● Task goal
Throughout the records below, find each line holding "legend" and copy it.

[Structured page parsing data]

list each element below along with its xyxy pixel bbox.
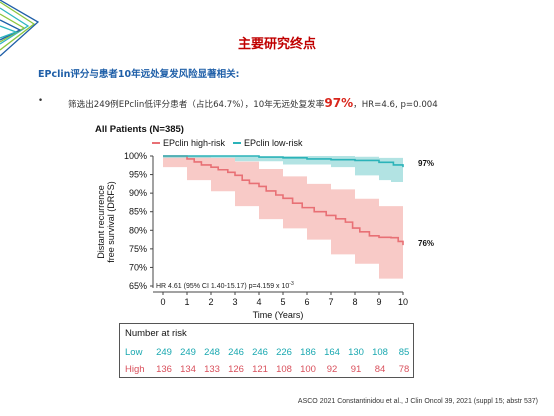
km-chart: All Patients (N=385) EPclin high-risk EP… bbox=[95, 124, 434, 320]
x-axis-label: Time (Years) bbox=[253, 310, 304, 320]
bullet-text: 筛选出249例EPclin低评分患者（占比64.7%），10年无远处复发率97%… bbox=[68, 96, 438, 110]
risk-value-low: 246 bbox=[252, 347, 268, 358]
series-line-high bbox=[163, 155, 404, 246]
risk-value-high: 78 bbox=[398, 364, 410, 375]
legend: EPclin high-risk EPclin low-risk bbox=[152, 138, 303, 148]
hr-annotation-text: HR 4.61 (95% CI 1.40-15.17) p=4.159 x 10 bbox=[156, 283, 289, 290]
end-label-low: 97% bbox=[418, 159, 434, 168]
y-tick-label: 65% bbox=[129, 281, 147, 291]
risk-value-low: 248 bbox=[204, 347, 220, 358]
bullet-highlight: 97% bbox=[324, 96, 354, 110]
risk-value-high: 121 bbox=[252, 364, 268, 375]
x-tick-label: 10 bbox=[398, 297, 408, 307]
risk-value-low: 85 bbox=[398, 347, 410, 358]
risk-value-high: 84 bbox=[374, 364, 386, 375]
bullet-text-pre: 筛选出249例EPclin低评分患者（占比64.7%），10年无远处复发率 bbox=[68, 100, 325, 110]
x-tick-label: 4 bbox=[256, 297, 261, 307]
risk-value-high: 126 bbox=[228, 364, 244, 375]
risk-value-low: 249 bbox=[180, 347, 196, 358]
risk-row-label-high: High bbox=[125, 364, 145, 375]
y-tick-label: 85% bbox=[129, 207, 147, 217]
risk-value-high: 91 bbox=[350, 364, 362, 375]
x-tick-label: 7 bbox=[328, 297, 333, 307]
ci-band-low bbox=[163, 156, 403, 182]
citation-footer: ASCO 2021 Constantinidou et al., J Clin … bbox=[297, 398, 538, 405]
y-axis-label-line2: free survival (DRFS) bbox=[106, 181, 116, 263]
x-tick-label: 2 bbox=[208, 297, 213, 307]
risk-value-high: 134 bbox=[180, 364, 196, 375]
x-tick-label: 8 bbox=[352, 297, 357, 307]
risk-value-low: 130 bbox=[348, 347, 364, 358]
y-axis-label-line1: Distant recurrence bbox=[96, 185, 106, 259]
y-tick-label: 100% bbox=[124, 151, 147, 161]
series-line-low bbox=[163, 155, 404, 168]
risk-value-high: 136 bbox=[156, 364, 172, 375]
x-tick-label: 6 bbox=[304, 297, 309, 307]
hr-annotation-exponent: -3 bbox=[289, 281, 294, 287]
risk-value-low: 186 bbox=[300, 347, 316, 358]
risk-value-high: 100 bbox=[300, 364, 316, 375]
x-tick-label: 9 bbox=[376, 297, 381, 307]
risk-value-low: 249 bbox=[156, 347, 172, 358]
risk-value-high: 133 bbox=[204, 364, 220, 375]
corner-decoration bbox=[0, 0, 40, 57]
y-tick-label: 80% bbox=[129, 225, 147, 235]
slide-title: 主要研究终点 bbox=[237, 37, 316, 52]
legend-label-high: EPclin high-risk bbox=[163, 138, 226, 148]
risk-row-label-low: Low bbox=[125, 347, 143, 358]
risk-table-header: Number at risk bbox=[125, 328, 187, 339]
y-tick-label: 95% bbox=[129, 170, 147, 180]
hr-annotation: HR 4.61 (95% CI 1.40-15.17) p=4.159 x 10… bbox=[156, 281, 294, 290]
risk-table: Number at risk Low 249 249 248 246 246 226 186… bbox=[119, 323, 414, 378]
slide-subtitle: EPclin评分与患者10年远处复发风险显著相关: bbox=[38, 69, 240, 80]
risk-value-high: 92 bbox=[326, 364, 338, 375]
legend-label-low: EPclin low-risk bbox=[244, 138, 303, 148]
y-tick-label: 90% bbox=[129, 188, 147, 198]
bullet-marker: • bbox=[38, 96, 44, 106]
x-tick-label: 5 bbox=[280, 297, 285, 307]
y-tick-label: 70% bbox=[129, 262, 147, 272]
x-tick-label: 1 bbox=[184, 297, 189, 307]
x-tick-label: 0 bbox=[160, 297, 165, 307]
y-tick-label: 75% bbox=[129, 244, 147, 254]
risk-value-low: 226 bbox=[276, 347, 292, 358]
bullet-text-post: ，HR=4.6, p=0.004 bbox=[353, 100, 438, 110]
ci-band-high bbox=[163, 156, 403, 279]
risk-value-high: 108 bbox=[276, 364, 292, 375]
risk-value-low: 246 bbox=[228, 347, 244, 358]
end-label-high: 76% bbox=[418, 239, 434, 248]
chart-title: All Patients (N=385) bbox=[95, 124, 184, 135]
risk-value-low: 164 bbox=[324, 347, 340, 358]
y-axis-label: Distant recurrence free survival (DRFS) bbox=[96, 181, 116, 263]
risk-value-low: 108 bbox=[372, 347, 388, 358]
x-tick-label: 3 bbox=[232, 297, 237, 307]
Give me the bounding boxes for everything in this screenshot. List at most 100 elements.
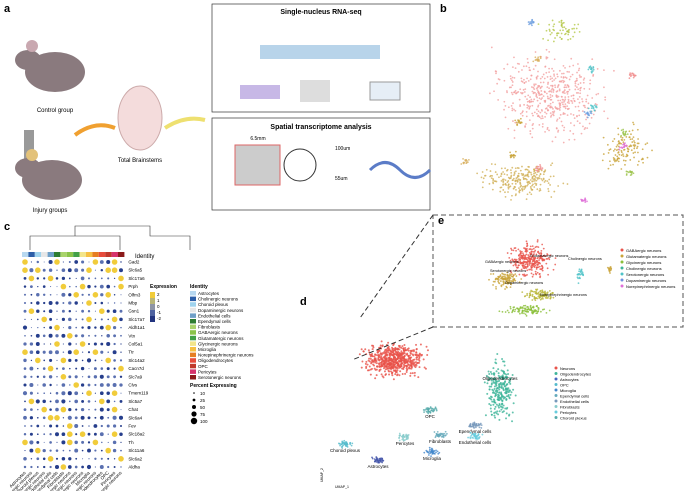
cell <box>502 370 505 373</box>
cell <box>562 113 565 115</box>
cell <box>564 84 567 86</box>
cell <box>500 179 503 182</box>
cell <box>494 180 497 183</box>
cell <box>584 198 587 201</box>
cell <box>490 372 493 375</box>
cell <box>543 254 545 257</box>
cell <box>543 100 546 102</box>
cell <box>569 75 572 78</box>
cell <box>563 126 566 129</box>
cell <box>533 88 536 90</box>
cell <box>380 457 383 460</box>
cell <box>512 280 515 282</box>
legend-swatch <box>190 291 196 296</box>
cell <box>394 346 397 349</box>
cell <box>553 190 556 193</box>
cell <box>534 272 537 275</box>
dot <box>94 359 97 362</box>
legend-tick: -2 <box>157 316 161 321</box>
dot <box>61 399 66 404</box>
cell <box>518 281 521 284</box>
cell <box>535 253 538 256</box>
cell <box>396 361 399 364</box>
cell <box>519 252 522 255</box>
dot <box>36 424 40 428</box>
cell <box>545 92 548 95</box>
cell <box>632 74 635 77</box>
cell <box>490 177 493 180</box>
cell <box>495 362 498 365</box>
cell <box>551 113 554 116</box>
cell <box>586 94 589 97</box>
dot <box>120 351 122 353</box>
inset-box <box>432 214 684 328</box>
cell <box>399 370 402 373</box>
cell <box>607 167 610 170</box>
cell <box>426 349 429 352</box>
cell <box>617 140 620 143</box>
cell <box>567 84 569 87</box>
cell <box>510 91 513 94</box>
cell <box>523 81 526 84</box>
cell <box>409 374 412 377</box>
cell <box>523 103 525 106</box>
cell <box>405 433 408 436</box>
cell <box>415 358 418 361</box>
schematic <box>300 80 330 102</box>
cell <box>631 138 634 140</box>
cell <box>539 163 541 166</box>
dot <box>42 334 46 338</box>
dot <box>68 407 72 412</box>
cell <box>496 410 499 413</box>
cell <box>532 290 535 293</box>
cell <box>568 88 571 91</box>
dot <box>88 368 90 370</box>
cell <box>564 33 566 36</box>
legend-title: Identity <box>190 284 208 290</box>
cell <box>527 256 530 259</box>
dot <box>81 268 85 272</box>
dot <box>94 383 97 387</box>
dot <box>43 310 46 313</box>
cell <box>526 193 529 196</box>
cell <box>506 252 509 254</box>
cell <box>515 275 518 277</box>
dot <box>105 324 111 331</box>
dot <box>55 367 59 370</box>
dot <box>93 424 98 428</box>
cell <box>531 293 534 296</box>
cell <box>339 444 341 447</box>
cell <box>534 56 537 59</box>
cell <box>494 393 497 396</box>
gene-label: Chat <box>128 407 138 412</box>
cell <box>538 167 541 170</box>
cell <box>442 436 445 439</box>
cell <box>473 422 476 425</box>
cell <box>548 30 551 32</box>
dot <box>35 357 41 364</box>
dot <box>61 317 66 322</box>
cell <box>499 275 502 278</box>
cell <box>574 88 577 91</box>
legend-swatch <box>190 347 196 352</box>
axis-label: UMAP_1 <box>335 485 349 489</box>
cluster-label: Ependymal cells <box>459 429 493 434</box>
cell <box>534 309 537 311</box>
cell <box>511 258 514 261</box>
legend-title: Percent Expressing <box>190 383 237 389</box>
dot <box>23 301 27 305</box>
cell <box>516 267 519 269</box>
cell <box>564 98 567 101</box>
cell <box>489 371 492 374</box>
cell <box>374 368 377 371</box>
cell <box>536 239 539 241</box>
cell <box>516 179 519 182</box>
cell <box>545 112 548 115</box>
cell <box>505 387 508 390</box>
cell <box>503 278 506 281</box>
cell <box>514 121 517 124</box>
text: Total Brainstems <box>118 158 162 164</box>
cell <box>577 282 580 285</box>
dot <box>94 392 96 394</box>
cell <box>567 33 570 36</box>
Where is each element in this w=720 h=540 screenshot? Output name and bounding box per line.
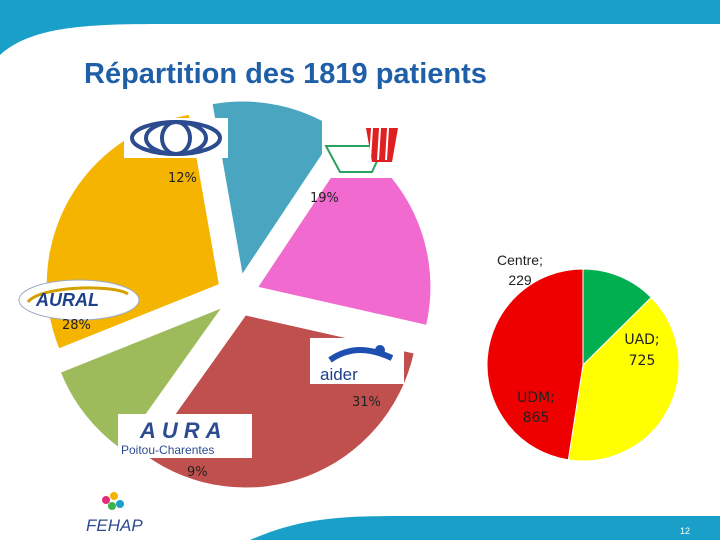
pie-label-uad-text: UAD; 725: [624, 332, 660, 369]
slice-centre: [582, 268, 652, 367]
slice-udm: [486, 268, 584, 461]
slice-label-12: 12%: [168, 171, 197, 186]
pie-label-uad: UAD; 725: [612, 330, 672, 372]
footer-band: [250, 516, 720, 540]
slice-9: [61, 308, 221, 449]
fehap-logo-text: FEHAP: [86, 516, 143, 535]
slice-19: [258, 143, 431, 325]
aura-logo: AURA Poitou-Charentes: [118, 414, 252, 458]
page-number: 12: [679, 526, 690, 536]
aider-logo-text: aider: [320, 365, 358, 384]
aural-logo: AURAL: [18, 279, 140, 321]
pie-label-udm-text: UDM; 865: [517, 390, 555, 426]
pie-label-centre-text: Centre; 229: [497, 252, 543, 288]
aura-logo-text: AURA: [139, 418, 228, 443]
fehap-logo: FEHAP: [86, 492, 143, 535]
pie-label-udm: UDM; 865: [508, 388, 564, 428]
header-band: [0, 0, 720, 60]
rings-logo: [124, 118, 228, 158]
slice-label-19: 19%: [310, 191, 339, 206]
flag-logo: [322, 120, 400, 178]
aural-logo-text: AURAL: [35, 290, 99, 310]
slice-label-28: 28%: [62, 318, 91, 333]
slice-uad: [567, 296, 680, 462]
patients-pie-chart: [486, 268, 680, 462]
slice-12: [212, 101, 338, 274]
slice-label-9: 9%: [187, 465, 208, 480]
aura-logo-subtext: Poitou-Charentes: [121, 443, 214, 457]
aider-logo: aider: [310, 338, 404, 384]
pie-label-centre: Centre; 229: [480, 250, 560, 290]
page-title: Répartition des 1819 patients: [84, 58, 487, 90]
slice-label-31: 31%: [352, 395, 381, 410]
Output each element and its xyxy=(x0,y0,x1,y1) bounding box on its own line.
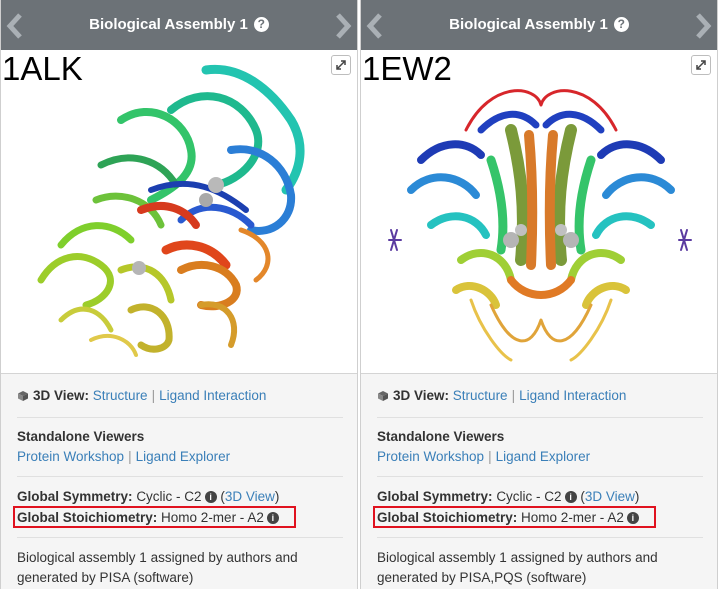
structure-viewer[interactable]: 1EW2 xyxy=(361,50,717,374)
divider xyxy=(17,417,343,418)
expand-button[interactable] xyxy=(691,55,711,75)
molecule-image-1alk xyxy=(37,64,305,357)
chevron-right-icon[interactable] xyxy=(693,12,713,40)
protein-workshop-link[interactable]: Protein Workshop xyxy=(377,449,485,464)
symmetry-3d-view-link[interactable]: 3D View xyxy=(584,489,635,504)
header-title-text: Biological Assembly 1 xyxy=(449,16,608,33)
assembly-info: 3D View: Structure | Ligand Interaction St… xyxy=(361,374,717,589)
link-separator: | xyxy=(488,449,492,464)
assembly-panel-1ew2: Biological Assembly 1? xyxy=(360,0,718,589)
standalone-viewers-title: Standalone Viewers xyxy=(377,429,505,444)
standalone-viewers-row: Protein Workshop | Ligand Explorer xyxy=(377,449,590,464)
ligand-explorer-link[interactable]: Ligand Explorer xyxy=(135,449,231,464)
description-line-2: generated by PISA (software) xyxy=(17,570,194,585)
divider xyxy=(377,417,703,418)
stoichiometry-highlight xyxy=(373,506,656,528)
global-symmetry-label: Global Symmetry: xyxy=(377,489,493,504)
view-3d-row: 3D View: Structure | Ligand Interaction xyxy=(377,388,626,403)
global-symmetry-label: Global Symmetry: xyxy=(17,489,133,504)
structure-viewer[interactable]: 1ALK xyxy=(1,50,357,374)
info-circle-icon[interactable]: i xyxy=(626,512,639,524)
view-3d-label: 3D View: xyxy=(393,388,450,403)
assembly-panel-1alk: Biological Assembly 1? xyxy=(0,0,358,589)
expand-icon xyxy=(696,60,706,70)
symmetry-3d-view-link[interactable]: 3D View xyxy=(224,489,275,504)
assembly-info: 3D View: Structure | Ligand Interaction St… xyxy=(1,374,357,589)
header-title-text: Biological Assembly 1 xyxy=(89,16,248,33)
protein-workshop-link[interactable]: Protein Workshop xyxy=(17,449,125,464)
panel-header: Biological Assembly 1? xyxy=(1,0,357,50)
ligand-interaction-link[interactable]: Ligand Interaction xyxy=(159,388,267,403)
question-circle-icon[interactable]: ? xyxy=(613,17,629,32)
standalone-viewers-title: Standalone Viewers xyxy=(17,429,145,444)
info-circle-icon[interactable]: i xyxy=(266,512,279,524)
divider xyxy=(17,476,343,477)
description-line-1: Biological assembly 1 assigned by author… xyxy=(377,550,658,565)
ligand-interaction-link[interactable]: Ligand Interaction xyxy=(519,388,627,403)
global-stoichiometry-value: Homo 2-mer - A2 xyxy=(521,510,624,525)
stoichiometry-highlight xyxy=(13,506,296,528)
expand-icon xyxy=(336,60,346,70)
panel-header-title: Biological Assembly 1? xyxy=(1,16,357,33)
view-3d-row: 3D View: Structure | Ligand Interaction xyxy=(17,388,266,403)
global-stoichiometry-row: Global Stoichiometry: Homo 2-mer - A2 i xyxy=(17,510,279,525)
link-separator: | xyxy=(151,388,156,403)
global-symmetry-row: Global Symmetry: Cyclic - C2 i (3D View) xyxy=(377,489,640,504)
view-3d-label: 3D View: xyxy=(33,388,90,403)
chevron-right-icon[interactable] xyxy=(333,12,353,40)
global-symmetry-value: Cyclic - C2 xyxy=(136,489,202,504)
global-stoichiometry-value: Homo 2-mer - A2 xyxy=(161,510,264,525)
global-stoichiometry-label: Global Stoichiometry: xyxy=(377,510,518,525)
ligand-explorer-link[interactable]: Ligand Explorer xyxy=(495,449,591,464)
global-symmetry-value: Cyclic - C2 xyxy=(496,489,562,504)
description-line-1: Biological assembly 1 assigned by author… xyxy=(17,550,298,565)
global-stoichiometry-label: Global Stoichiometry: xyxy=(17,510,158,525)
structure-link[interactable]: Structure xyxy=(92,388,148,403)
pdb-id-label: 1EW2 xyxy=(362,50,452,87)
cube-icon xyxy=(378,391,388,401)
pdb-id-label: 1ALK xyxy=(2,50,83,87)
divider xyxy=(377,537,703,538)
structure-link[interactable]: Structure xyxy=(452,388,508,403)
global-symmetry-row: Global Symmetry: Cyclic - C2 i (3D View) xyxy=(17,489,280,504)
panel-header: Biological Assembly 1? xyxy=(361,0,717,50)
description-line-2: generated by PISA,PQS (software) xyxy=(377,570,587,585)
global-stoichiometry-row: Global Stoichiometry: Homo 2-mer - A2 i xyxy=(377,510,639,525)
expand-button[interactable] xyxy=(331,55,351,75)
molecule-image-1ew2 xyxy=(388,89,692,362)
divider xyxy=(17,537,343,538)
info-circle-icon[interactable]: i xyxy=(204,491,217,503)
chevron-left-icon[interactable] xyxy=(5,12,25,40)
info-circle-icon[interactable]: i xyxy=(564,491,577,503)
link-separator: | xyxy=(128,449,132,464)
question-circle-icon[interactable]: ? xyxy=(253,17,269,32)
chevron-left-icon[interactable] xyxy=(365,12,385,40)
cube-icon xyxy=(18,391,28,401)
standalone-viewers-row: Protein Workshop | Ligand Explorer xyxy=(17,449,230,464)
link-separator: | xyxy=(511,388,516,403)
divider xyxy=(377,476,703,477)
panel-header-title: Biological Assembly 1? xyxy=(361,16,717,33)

● Written response
legend: EPclin high-risk EPclin low-risk bbox=[152, 138, 303, 148]
legend-label-high: EPclin high-risk bbox=[163, 138, 226, 148]
legend-label-low: EPclin low-risk bbox=[244, 138, 303, 148]
legend-swatch <box>190 291 196 296</box>
legend-tick: -2 <box>157 316 161 321</box>
legend-title: Identity <box>190 284 208 290</box>
legend-swatch <box>190 347 196 352</box>
legend-title: Percent Expressing <box>190 383 237 389</box>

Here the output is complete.